Your instructions »
Where does the string "applied" appear in the records? Copy every line that contains it.

Saved entries »
——————————
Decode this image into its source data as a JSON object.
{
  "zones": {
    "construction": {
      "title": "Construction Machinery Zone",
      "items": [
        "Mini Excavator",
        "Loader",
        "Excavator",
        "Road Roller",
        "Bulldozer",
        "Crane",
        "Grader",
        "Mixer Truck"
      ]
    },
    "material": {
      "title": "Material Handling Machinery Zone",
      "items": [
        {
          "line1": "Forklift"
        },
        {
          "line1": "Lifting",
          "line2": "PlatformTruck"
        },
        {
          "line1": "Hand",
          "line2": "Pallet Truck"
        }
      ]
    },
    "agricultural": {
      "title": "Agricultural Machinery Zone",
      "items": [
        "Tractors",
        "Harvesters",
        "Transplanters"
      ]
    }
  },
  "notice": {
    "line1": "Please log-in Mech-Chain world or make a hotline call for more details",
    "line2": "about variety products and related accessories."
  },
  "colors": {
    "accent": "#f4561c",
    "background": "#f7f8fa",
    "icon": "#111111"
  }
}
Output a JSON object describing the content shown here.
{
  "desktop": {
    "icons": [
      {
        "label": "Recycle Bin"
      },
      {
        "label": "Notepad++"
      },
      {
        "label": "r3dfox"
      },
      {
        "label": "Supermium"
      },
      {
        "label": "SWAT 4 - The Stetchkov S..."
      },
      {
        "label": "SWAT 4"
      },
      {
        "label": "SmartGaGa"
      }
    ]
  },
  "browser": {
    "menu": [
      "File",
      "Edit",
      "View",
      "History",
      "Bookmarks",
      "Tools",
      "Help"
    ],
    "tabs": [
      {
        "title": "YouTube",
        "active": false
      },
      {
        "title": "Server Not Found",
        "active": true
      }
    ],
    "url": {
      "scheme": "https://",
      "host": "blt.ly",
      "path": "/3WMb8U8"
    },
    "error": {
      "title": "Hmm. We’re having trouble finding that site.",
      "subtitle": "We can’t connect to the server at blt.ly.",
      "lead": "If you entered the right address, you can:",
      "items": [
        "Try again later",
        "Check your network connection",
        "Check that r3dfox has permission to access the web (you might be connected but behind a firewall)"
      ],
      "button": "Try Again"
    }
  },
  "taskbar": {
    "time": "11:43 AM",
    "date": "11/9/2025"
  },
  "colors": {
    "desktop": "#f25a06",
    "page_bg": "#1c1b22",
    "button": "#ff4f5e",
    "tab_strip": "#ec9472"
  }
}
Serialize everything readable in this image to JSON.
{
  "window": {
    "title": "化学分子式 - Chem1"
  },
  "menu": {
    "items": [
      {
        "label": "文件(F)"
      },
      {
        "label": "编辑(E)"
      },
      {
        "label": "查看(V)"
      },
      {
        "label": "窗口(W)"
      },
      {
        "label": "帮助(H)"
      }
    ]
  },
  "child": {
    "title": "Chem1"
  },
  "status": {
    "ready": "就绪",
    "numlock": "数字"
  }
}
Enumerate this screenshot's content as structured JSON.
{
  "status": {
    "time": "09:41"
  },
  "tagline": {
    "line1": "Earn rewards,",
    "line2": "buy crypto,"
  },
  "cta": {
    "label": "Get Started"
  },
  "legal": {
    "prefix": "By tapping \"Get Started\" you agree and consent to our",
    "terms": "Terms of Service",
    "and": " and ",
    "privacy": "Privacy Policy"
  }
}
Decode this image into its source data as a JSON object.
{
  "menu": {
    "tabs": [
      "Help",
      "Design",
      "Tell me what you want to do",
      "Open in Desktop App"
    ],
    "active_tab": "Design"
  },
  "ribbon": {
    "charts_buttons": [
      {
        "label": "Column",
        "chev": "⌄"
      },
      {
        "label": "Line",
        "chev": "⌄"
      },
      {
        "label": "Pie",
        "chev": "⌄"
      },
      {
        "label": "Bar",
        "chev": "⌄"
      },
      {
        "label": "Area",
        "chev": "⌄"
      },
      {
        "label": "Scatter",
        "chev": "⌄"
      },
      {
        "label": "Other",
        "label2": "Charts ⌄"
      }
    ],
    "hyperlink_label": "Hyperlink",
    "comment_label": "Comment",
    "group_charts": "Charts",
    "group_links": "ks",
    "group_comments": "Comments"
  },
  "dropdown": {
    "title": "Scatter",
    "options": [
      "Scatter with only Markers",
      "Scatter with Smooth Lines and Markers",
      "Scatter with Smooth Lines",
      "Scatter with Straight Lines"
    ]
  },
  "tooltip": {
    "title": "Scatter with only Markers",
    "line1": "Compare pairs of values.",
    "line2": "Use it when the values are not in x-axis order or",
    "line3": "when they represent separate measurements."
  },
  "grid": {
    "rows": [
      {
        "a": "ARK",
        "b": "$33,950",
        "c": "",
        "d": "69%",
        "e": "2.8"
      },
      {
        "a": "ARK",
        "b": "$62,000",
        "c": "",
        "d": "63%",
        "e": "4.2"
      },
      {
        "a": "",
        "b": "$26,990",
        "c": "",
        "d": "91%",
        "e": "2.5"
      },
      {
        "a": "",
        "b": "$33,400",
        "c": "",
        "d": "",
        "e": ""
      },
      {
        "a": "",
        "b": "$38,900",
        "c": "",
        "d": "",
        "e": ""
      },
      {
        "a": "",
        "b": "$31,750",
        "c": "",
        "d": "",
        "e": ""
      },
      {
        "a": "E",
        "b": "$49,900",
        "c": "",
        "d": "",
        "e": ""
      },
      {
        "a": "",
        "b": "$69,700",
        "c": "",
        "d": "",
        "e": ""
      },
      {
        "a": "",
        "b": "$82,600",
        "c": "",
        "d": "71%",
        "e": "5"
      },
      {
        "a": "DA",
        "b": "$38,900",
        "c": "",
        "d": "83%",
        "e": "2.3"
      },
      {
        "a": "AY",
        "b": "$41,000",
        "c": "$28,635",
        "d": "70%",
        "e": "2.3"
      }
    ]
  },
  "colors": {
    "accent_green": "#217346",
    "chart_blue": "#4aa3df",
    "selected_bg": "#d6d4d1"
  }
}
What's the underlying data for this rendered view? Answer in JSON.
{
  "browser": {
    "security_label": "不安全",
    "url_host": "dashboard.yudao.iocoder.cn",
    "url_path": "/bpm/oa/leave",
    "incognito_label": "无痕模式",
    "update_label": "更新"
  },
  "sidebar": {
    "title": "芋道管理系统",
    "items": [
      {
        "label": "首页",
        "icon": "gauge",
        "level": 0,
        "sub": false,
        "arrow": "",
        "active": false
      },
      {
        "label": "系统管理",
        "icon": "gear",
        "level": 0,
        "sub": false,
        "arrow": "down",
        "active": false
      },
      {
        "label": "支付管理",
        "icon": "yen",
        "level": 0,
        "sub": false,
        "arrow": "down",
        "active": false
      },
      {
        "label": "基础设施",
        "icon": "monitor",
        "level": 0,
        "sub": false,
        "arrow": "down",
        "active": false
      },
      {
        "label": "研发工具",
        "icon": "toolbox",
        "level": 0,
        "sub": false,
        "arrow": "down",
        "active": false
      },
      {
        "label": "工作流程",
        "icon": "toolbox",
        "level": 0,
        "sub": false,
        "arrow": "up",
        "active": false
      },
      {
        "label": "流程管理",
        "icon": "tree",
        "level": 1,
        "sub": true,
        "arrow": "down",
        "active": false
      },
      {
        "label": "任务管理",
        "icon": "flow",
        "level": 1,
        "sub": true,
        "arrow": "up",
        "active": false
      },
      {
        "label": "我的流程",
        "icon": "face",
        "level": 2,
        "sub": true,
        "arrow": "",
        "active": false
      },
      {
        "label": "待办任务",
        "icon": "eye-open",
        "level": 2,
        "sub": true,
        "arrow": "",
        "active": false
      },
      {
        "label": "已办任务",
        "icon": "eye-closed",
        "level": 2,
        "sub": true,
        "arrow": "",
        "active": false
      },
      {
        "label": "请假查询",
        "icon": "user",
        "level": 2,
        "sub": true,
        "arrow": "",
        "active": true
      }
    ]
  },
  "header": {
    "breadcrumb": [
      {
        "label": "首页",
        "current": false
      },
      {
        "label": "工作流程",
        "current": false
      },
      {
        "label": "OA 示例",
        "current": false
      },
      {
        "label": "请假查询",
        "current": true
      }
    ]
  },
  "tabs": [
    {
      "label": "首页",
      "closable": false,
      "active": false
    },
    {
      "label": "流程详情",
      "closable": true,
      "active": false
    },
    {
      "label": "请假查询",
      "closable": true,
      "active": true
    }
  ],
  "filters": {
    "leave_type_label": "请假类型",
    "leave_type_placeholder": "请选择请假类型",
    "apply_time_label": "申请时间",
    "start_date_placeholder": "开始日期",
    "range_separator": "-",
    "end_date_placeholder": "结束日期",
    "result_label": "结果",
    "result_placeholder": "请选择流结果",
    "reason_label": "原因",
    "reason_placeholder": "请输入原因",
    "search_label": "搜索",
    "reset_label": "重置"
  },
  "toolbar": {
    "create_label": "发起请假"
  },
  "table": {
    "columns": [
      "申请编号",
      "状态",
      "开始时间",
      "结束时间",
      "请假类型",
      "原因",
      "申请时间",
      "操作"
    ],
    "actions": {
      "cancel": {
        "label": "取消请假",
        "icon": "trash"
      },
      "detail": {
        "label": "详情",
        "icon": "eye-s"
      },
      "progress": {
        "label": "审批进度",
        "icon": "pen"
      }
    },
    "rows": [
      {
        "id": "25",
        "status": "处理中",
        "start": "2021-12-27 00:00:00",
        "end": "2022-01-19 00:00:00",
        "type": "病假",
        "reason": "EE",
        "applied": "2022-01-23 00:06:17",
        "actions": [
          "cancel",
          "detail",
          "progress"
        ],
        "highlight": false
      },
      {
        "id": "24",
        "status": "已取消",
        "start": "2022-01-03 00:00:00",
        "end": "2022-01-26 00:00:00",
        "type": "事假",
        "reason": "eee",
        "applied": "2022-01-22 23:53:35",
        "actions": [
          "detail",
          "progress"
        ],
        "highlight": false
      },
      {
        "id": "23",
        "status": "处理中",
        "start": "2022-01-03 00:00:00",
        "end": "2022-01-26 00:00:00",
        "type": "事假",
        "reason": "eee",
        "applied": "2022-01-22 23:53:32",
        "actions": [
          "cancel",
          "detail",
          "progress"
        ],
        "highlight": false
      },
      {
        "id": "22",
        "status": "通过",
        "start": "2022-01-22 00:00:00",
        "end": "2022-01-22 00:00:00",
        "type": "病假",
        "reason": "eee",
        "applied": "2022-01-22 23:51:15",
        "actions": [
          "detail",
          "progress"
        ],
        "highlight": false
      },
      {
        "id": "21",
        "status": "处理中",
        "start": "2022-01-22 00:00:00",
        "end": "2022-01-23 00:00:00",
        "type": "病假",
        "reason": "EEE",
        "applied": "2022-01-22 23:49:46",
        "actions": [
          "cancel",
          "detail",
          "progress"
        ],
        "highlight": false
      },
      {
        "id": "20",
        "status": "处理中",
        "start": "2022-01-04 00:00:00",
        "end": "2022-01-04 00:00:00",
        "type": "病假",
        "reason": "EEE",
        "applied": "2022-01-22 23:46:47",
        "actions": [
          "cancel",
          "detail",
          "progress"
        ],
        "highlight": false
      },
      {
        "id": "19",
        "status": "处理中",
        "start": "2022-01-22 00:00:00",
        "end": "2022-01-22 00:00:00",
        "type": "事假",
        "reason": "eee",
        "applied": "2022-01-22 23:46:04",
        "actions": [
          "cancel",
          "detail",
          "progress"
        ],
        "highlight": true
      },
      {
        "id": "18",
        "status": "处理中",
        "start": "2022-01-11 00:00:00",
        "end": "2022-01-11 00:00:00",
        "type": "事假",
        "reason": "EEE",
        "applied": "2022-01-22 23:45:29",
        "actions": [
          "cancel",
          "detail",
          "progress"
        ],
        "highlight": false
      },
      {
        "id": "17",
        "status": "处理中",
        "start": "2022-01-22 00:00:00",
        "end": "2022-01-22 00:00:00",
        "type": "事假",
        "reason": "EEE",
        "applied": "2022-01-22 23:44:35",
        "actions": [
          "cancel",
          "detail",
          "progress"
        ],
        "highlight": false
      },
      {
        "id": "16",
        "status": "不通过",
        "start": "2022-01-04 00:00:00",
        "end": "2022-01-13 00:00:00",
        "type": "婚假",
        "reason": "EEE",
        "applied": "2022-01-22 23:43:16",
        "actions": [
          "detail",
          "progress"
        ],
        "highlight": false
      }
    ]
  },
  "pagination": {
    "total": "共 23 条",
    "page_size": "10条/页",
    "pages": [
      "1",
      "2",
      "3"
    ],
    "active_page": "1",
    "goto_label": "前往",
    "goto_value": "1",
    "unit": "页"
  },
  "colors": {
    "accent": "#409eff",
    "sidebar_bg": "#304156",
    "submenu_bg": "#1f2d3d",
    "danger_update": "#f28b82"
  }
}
——————————
Task answer »
        "applied": "2022-01-23 00:06:17",
        "applied": "2022-01-22 23:53:35",
        "applied": "2022-01-22 23:53:32",
        "applied": "2022-01-22 23:51:15",
        "applied": "2022-01-22 23:49:46",
        "applied": "2022-01-22 23:46:47",
        "applied": "2022-01-22 23:46:04",
        "applied": "2022-01-22 23:45:29",
        "applied": "2022-01-22 23:44:35",
        "applied": "2022-01-22 23:43:16",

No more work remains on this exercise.